» **REQUIREMENT**:
Continue the interview with Walt Woltosz on pharmaceutical research and development, starting after its final sentence.

» **EXERCISE PASSAGE**:
+ + + +

2D or 3D molecular structures can be imported from ISIS databases in SDF, RDF, or MOL formats. QMPRPlus automatically uses the appropriate 2D or 3D predictive models for these inputs.
Sidebar:
A Model of Inspiration
IN AN EXCLUSIVE INTERVIEW WITH PHARMAVOICE, WALT WOLTOSZ, CHAIRMAN AND CEO OF SIMULATIONS PLUS INC.,TALKS ABOUT THE CHALLENGES FACING THE PHARMACEUTICAL INDUSTRY AND THE JOY OF DESIGNING A PRODUCT THAT CHANGES PEOPLE’S LIVES.
WHAT LESSONS CAN THE PHARMACEUTICAL INDUSTRY LEARN FROM AEROSPACE AS IT LOOKS FOR WAYS TO ENHANCE ITS RESEARCH AND DEVELOPMENT EFFORTS?
The difference between aerospace and the pharmaceutical industry is that in aerospace something is designed, then manufactured. In the pharmaceutical industry, first we make something and then we test it to see if it’s a good design. In aerospace, most of the R&D money that is spent results in a product. In the pharmaceutical industry, the vast majority of R&D money that is spent results in failures. In aerospace, once there is a product it usually makes money. In the pharmaceutical industry, according to some statistics, only 1 of 23 products ever makes enough money to cover its development costs. One big difference is that aerospace designs have been tested, failed, and redesigned millions of times on the computer before anything is made. But the pharma world hasn’t been doing that. Its failures have been in the lab and in the field where it’s very expensive to fail. That paradigm needs to change. Companies need to shift as much of that early development process as possible into the virtual environment, into the computer. And the tools are becoming available. We have a long way to go, I won’t begin to tell you that we can design drugs on the computer, but in 100 years I bet we will be.

+ + + +

» **SUPPLIED RECORDS**:
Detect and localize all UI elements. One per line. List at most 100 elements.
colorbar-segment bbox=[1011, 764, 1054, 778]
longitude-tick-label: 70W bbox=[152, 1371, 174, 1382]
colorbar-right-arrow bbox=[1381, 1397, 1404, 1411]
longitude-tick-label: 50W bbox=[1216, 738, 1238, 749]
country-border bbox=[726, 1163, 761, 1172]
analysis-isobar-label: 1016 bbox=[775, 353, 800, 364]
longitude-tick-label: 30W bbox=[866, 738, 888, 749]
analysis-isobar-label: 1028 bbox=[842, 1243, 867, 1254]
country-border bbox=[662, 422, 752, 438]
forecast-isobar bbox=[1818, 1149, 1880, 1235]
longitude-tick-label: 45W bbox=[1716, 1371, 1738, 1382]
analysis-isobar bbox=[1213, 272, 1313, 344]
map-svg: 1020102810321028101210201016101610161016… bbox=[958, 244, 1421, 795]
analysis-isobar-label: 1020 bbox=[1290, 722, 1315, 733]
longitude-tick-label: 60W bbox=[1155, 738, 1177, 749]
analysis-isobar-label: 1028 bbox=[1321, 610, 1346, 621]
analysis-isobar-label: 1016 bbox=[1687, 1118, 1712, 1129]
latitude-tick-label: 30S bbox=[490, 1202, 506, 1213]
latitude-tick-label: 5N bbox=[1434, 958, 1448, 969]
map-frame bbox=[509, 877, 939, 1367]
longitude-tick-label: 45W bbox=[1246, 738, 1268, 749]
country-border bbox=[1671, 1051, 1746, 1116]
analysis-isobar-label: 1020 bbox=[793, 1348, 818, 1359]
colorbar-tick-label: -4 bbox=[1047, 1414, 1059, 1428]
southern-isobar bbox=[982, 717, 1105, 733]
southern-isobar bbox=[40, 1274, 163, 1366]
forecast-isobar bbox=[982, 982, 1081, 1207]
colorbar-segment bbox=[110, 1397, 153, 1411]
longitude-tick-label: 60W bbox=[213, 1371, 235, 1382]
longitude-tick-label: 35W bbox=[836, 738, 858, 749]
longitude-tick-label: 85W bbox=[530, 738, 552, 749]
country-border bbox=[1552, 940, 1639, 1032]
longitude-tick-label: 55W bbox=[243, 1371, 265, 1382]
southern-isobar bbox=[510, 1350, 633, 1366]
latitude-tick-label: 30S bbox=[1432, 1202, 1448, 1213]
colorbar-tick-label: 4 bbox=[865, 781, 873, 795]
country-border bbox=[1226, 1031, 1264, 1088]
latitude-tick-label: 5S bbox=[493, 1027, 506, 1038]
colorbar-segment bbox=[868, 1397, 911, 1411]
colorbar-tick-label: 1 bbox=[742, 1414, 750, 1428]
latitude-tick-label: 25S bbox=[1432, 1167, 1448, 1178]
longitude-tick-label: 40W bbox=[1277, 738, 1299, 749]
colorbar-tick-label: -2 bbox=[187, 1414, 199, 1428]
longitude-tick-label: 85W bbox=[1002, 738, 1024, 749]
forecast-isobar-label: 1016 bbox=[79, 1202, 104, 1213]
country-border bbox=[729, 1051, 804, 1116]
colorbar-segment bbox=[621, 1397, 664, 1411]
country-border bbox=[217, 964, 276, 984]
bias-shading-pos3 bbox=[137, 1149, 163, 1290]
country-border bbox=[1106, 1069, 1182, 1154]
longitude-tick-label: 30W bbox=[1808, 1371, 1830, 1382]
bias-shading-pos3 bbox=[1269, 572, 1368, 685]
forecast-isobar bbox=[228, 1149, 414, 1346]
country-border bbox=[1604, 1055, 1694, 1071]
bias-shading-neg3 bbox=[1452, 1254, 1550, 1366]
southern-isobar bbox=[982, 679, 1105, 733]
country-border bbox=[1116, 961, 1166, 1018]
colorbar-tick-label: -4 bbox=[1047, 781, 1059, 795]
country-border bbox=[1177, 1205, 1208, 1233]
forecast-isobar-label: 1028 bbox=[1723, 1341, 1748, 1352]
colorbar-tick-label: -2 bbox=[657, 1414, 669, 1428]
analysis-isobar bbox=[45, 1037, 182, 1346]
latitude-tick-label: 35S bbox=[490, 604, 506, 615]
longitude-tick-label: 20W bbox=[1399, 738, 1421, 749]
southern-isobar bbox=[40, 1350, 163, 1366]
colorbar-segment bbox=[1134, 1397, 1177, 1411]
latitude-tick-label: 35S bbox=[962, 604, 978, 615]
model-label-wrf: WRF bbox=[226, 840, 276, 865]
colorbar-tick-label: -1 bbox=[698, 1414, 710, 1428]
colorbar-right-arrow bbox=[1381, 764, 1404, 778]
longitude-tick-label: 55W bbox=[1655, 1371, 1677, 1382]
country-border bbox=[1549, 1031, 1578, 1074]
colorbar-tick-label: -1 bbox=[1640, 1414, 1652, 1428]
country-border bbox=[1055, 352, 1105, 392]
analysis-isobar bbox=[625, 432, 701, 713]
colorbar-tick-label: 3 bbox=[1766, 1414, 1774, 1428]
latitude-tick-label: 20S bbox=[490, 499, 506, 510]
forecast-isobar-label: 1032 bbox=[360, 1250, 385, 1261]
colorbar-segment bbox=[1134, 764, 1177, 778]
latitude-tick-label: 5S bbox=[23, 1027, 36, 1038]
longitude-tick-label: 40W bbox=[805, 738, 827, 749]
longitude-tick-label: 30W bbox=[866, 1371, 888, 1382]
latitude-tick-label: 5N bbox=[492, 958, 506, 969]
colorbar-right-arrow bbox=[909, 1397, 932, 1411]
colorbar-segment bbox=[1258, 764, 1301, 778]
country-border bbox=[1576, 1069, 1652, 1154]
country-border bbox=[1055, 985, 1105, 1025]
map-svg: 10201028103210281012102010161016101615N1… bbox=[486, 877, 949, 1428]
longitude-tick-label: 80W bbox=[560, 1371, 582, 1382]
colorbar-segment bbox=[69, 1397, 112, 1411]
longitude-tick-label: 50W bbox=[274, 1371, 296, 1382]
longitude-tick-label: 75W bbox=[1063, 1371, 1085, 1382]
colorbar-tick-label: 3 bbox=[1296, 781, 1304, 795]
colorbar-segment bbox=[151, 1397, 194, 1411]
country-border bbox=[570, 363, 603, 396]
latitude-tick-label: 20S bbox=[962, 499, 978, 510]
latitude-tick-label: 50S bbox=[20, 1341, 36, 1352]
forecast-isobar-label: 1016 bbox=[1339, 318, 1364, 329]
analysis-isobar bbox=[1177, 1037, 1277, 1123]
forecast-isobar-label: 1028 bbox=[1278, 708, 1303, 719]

+ + + +

» **EXERCISE RESPONSE**:
ARE THERE RISKS FOR THE PHARMACEUTICAL INDUSTRY IN ADOPTING SIMULATION SOFTWARE TO GATHER AND PROCESS DATA?
To me the risks are zero. Simulation software is the kind of tool where researchers can quickly and inexpensively investigate hundreds of options. Once there is a small amount of experimental data, there is a foundation to build a good model for the molecule being investigated. So whether drugs are being dosed in rat, dog, or human, researchers can leverage the knowledge they gain from those few experiments into a wider range through simulation and modeling. This depends on making sure the tools are applied properly, by ensuring that the people who use the tools get the proper training and have the skills and motivation to use them.
WHO ARE SOME OF THE PEOPLE WHOSE LIVES HAVE BEEN CHANGED THANKS TO THE SOFTWARE TOOLS YOU’VE HELPED TO DESIGN?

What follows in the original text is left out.